*What to produce*: The listing below should be written out exactly; please include all of it.

begin Task data

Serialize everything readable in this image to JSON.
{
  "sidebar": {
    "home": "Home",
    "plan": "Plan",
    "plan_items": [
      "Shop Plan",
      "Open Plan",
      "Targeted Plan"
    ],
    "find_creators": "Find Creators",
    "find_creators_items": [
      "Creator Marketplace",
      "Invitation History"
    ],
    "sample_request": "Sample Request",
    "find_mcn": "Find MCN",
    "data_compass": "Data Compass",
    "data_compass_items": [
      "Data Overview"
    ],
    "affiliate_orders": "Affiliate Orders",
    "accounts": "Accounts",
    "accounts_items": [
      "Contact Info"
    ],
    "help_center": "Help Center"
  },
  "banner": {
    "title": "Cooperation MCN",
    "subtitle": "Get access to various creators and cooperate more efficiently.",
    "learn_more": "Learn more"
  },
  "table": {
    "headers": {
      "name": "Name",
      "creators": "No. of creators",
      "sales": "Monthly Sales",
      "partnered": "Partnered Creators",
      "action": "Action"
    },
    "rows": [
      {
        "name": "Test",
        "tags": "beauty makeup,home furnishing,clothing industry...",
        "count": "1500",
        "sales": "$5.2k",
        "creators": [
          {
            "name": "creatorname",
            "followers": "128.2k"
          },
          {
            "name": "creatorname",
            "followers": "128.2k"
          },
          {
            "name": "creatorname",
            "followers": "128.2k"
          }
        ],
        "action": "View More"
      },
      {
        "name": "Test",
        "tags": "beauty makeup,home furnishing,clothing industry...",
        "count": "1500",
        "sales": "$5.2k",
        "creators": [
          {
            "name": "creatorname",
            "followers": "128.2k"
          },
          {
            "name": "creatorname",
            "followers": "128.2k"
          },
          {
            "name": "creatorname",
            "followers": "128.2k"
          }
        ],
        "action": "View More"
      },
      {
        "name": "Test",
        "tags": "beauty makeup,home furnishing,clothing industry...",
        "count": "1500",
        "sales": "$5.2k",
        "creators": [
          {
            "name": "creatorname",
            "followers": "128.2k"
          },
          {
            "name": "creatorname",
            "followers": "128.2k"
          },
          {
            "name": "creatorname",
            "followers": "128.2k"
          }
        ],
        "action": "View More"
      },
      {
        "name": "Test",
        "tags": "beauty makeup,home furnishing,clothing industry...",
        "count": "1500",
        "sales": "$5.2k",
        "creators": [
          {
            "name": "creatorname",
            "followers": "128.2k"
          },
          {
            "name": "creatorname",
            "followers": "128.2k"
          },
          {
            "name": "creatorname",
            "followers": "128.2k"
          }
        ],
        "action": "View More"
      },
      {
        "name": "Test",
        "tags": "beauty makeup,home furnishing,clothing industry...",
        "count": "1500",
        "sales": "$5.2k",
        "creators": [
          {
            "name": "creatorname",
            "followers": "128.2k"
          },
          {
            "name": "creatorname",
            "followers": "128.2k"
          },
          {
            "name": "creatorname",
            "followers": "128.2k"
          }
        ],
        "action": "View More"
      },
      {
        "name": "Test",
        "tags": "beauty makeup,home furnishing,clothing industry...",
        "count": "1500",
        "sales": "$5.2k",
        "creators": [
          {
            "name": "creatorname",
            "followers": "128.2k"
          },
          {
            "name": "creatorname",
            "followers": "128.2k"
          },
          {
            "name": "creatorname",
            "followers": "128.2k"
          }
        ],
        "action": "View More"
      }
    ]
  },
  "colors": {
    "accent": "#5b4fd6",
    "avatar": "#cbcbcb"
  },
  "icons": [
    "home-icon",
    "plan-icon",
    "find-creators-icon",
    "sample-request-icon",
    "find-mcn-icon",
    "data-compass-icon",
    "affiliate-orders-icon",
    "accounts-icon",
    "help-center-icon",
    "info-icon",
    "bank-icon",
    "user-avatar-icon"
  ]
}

end Task data

*Expected answer*:
Serialize everything readable in this image to JSON.
{
  "sidebar": {
    "home": "Home",
    "plan": "Plan",
    "plan_items": [
      "Shop Plan",
      "Open Plan",
      "Targeted Plan"
    ],
    "find_creators": "Find Creators",
    "find_creators_items": [
      "Creator Marketplace",
      "Invitation History"
    ],
    "sample_request": "Sample Request",
    "find_mcn": "Find MCN",
    "data_compass": "Data Compass",
    "data_compass_items": [
      "Data Overview"
    ],
    "affiliate_orders": "Affiliate Orders",
    "accounts": "Accounts",
    "accounts_items": [
      "Contact Info"
    ],
    "help_center": "Help Center"
  },
  "banner": {
    "title": "Cooperation MCN",
    "subtitle": "Get access to various creators and cooperate more efficiently.",
    "learn_more": "Learn more"
  },
  "table": {
    "headers": {
      "name": "Name",
      "creators": "No. of creators",
      "sales": "Monthly Sales",
      "partnered": "Partnered Creators",
      "action": "Action"
    },
    "rows": [
      {
        "name": "Test",
        "tags": "beauty makeup,home furnishing,clothing industry...",
        "count": "1500",
        "sales": "$5.2k",
        "creators": [
          {
            "name": "creatorname",
            "followers": "128.2k"
          },
          {
            "name": "creatorname",
            "followers": "128.2k"
          },
          {
            "name": "creatorname",
            "followers": "128.2k"
          }
        ],
        "action": "View More"
      },
      {
        "name": "Test",
        "tags": "beauty makeup,home furnishing,clothing industry...",
        "count": "1500",
        "sales": "$5.2k",
        "creators": [
          {
            "name": "creatorname",
            "followers": "128.2k"
          },
          {
            "name": "creatorname",
            "followers": "128.2k"
          },
          {
            "name": "creatorname",
            "followers": "128.2k"
          }
        ],
        "action": "View More"
      },
      {
        "name": "Test",
        "tags": "beauty makeup,home furnishing,clothing industry...",
        "count": "1500",
        "sales": "$5.2k",
        "creators": [
          {
            "name": "creatorname",
            "followers": "128.2k"
          },
          {
            "name": "creatorname",
            "followers": "128.2k"
          },
          {
            "name": "creatorname",
            "followers": "128.2k"
          }
        ],
        "action": "View More"
      },
      {
        "name": "Test",
        "tags": "beauty makeup,home furnishing,clothing industry...",
        "count": "1500",
        "sales": "$5.2k",
        "creators": [
          {
            "name": "creatorname",
            "followers": "128.2k"
          },
          {
            "name": "creatorname",
            "followers": "128.2k"
          },
          {
            "name": "creatorname",
            "followers": "128.2k"
          }
        ],
        "action": "View More"
      },
      {
        "name": "Test",
        "tags": "beauty makeup,home furnishing,clothing industry...",
        "count": "1500",
        "sales": "$5.2k",
        "creators": [
          {
            "name": "creatorname",
            "followers": "128.2k"
          },
          {
            "name": "creatorname",
            "followers": "128.2k"
          },
          {
            "name": "creatorname",
            "followers": "128.2k"
          }
        ],
        "action": "View More"
      },
      {
        "name": "Test",
        "tags": "beauty makeup,home furnishing,clothing industry...",
        "count": "1500",
        "sales": "$5.2k",
        "creators": [
          {
            "name": "creatorname",
            "followers": "128.2k"
          },
          {
            "name": "creatorname",
            "followers": "128.2k"
          },
          {
            "name": "creatorname",
            "followers": "128.2k"
          }
        ],
        "action": "View More"
      }
    ]
  },
  "colors": {
    "accent": "#5b4fd6",
    "avatar": "#cbcbcb"
  },
  "icons": [
    "home-icon",
    "plan-icon",
    "find-creators-icon",
    "sample-request-icon",
    "find-mcn-icon",
    "data-compass-icon",
    "affiliate-orders-icon",
    "accounts-icon",
    "help-center-icon",
    "info-icon",
    "bank-icon",
    "user-avatar-icon"
  ]
}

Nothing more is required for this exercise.